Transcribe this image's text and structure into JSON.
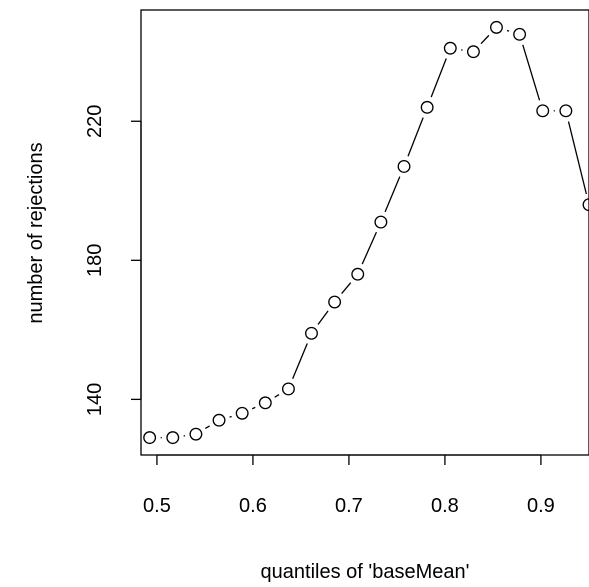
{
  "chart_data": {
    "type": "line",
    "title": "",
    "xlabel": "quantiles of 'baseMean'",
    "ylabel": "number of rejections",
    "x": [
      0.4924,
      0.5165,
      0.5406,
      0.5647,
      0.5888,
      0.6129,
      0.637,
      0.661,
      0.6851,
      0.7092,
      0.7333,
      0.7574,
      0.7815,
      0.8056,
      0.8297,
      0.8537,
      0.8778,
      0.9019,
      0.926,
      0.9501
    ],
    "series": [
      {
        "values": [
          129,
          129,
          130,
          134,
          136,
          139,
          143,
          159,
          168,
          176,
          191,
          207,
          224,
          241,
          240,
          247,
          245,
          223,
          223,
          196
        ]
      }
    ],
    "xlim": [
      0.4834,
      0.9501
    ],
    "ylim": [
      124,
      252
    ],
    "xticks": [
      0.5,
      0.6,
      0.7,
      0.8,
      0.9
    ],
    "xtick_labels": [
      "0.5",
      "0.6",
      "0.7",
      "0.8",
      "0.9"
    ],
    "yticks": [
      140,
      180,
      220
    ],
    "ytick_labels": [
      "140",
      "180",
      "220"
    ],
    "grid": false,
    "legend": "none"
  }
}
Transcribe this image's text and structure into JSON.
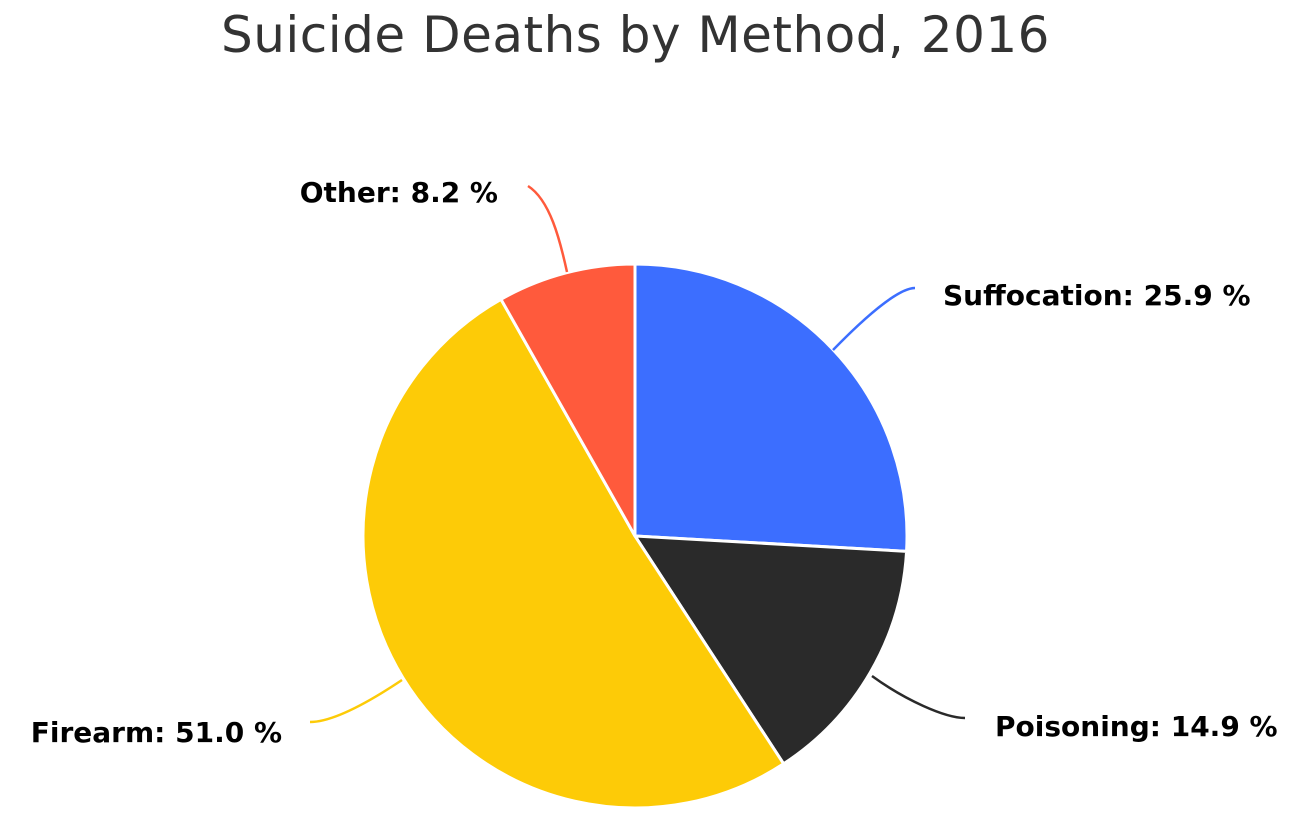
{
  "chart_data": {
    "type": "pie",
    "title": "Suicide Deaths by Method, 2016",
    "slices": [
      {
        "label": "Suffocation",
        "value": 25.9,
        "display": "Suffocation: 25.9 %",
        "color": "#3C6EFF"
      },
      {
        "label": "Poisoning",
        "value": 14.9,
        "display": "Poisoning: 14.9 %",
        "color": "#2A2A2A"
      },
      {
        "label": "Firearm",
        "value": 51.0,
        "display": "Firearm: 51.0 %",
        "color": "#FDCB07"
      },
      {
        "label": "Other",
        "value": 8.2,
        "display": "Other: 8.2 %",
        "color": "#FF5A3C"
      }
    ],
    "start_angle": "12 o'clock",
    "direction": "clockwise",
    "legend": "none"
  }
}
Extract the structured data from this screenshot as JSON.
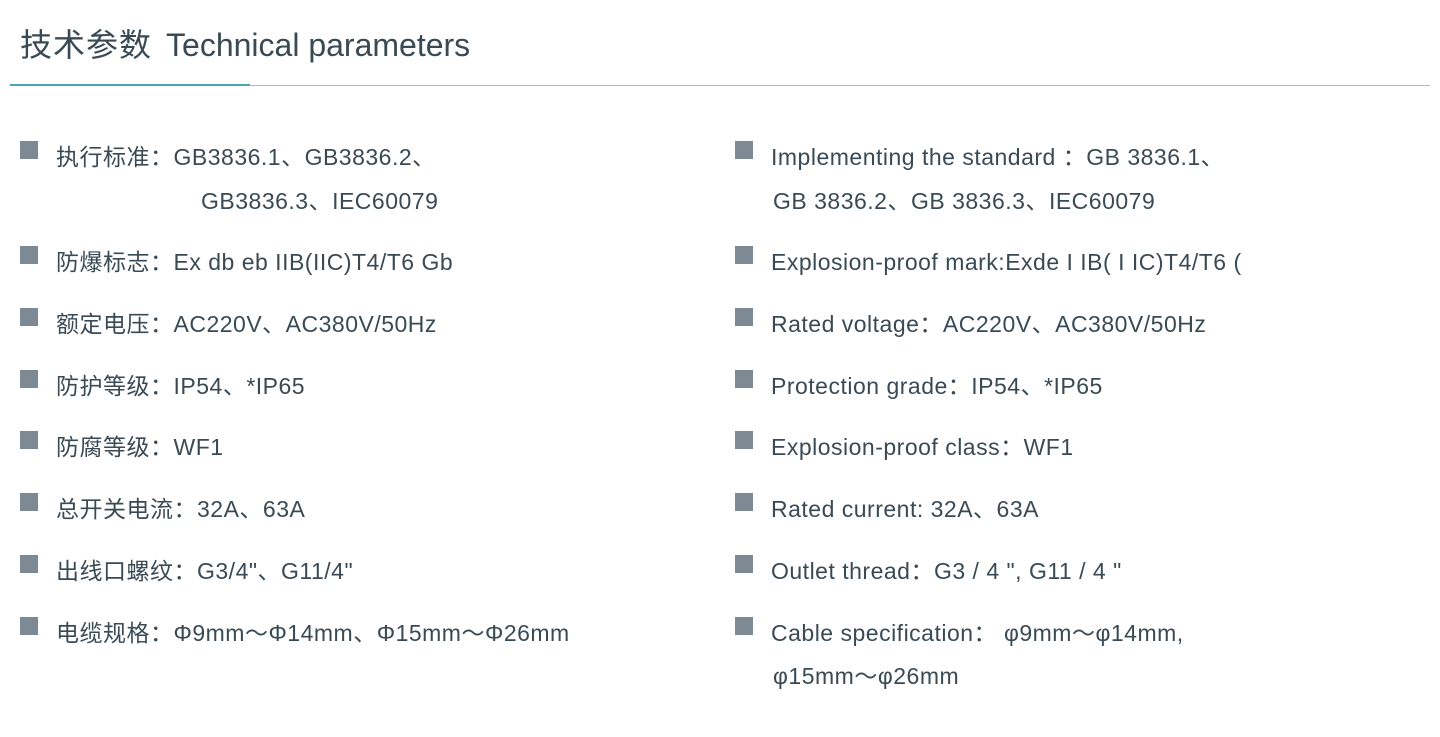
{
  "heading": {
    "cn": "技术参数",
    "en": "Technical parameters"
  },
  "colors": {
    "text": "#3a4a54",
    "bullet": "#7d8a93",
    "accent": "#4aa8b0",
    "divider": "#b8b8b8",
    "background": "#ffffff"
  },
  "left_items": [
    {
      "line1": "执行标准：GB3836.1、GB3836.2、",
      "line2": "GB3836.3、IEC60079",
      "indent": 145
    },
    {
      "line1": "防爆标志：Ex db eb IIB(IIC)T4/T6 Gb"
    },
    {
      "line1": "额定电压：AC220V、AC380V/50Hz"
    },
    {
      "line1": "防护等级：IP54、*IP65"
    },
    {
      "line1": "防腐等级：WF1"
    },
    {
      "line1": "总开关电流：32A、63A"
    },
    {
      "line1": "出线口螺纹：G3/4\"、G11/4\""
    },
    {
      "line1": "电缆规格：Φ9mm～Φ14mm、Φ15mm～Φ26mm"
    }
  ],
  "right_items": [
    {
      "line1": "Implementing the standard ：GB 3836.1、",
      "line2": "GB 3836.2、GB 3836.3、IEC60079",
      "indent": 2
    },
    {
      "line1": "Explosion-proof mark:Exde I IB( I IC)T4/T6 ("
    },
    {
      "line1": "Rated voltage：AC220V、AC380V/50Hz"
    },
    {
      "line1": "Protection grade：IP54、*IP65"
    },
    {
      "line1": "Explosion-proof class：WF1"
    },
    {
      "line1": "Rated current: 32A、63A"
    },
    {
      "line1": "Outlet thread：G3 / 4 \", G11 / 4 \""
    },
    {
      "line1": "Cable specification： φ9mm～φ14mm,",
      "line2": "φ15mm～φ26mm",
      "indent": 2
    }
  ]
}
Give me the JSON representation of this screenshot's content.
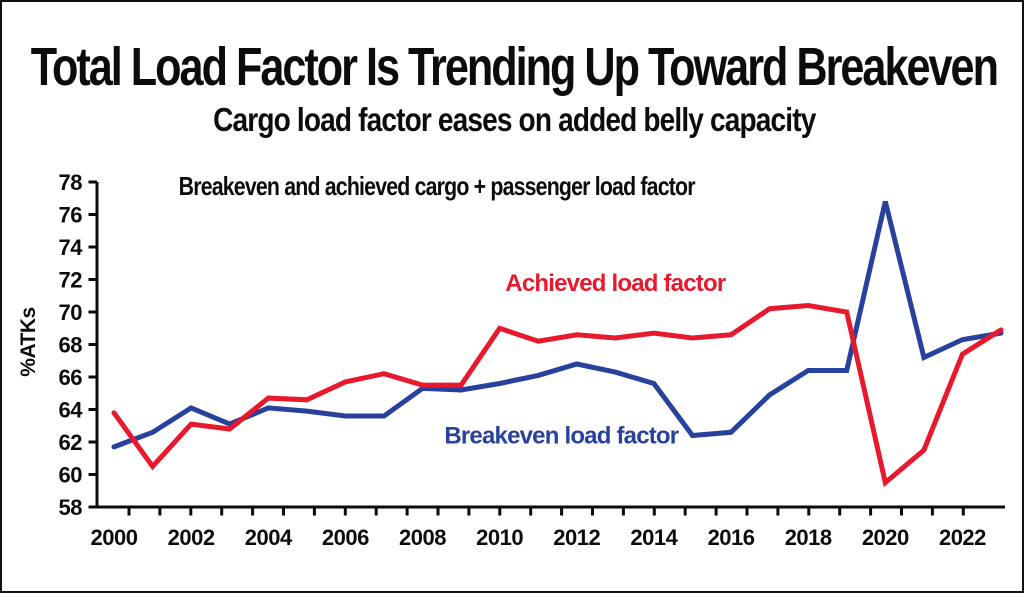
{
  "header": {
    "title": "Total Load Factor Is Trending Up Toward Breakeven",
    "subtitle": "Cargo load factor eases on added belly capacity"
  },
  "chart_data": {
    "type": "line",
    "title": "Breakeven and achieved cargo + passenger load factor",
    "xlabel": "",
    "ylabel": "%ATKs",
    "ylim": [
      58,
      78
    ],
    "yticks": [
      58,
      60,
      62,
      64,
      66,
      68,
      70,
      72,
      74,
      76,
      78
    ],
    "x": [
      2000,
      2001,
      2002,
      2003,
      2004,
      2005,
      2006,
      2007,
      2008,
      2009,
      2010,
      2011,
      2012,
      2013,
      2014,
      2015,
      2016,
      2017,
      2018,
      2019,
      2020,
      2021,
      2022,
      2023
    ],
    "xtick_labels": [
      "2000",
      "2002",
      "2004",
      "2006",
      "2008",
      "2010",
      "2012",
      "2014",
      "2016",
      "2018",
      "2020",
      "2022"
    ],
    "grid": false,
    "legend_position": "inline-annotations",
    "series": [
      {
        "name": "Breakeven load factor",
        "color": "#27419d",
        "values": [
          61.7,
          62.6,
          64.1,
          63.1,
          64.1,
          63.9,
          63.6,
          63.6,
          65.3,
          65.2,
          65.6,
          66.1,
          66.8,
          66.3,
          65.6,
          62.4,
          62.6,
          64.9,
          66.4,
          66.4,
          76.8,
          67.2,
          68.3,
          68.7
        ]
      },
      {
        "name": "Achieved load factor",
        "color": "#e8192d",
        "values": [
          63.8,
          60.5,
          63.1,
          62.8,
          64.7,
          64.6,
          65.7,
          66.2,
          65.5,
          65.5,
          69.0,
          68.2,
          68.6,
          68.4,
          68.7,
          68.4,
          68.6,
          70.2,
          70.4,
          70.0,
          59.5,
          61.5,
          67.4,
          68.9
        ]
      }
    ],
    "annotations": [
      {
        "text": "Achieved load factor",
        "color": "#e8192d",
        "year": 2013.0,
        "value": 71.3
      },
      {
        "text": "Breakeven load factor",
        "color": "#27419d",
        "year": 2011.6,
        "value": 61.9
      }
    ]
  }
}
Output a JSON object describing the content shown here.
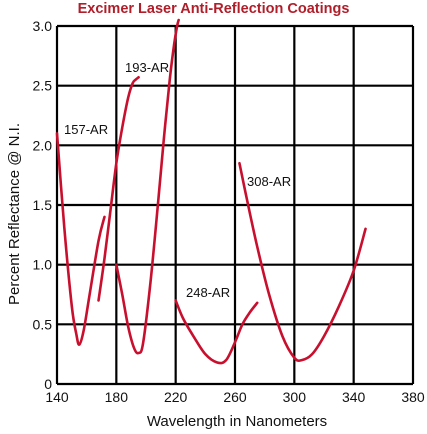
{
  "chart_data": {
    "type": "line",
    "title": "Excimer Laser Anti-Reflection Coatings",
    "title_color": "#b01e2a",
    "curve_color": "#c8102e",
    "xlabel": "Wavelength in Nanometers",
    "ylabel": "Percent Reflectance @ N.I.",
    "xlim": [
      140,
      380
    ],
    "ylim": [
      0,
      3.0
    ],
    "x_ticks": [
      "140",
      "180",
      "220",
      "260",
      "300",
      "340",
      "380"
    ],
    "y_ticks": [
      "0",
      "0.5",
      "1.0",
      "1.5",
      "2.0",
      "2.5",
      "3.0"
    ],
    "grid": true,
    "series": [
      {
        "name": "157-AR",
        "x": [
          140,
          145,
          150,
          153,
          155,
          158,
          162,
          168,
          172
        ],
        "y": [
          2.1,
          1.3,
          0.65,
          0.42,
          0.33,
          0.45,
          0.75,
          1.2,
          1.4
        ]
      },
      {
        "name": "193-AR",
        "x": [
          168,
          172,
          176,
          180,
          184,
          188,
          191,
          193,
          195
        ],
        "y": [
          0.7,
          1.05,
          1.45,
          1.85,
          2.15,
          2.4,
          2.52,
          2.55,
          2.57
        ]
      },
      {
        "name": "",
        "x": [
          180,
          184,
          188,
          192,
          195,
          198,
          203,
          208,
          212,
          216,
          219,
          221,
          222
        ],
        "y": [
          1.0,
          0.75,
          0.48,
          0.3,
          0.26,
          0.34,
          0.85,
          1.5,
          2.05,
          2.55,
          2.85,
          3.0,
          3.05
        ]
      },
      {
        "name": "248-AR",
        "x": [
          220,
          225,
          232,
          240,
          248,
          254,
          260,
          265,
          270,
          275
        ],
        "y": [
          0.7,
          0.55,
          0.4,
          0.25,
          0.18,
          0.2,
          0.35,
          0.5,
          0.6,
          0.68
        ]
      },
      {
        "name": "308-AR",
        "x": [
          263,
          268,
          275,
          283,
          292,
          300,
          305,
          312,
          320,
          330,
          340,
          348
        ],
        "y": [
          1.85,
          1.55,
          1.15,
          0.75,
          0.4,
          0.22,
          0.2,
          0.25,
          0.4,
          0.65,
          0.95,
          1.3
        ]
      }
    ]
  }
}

Given instruction
Search the lines for "Suffocation". Copy each line that has it.

Answer to this exercise
        "label": "Suffocation",
        "display": "Suffocation: 25.9 %",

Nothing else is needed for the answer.